Figure content listings
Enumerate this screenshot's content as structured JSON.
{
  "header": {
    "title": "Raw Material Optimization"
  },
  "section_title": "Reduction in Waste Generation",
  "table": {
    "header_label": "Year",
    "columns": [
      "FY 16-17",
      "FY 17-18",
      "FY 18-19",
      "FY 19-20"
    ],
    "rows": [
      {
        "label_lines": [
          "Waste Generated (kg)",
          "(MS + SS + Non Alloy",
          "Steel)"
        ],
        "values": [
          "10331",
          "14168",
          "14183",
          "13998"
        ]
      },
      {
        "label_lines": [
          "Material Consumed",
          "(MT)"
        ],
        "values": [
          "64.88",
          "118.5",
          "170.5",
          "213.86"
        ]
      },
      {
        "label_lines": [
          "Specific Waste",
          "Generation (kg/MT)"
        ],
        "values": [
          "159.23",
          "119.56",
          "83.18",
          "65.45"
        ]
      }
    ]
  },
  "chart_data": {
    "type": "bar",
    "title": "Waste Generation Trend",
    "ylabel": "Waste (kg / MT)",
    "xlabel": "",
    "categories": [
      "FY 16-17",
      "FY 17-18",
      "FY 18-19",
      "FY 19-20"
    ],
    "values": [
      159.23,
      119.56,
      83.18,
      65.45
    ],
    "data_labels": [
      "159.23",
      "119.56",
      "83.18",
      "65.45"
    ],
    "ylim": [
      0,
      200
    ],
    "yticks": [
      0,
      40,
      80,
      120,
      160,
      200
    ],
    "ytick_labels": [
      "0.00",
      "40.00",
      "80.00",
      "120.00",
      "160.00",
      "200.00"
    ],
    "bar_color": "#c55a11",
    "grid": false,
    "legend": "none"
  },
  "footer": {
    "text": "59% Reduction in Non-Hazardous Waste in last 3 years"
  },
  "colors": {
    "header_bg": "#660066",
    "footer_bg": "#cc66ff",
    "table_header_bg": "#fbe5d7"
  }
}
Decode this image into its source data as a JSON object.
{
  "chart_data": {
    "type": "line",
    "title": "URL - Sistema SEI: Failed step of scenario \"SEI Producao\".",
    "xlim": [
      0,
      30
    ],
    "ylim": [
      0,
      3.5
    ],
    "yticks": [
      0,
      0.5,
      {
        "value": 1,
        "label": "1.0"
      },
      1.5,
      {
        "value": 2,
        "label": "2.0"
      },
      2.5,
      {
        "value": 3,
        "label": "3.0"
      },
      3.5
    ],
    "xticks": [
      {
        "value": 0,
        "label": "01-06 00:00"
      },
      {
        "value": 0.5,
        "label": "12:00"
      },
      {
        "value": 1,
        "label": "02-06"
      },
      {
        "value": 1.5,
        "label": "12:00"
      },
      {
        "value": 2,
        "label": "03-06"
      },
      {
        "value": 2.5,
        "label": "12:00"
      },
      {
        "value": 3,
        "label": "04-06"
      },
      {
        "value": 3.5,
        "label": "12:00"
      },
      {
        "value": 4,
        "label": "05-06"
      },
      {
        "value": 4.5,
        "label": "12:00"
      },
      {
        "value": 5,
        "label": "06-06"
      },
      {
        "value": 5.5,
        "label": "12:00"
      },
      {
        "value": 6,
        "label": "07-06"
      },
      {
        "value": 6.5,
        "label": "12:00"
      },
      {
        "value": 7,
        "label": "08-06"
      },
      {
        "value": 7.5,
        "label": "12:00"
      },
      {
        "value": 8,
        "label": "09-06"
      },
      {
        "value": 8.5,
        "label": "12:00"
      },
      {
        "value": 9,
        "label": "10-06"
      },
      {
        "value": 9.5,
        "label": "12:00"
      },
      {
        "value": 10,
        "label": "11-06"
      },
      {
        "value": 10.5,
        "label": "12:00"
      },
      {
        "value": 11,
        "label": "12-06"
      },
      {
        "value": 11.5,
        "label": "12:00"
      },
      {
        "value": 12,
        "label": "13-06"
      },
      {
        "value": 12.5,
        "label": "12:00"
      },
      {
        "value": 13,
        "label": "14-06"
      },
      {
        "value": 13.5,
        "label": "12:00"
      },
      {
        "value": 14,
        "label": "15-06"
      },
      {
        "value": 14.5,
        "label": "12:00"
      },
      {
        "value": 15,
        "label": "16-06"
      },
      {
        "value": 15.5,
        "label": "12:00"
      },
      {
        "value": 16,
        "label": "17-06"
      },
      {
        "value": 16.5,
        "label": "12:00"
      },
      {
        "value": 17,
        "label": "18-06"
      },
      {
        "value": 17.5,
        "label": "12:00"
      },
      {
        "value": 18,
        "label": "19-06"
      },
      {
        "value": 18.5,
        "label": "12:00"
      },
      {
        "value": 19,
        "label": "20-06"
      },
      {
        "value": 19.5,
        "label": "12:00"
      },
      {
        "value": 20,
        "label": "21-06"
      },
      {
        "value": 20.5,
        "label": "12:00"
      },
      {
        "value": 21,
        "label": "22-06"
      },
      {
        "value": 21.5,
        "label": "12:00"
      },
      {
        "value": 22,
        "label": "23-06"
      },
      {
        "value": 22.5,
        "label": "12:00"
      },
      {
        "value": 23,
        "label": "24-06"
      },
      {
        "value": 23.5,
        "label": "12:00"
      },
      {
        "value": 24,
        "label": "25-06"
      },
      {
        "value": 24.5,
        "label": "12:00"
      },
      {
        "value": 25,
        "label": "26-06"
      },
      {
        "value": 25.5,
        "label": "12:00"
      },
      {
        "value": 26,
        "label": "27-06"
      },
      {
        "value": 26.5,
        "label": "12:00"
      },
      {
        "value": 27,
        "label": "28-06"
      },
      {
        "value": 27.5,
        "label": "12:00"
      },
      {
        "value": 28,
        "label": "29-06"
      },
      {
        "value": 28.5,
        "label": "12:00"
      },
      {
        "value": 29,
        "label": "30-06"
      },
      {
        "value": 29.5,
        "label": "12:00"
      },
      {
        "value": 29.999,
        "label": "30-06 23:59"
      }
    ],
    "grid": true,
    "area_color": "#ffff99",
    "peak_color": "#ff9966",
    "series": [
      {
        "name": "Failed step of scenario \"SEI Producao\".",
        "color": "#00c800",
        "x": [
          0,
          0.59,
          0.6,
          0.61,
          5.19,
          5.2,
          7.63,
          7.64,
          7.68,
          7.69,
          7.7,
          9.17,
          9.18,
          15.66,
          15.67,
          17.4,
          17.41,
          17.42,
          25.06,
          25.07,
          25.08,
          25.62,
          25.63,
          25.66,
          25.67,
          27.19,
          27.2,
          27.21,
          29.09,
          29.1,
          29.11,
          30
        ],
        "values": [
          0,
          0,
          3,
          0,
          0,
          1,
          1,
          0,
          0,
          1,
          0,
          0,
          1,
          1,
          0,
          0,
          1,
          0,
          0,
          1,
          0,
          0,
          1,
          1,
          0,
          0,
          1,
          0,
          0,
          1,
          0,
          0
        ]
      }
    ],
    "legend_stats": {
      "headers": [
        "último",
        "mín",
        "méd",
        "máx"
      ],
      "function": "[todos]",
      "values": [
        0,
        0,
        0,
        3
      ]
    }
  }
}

THE EXERCISE => Report each line in the preceding entries that holds the string "Reduction".

SOLVED EXERCISE =>
  "section_title": "Reduction in Waste Generation",
    "text": "59% Reduction in Non-Hazardous Waste in last 3 years"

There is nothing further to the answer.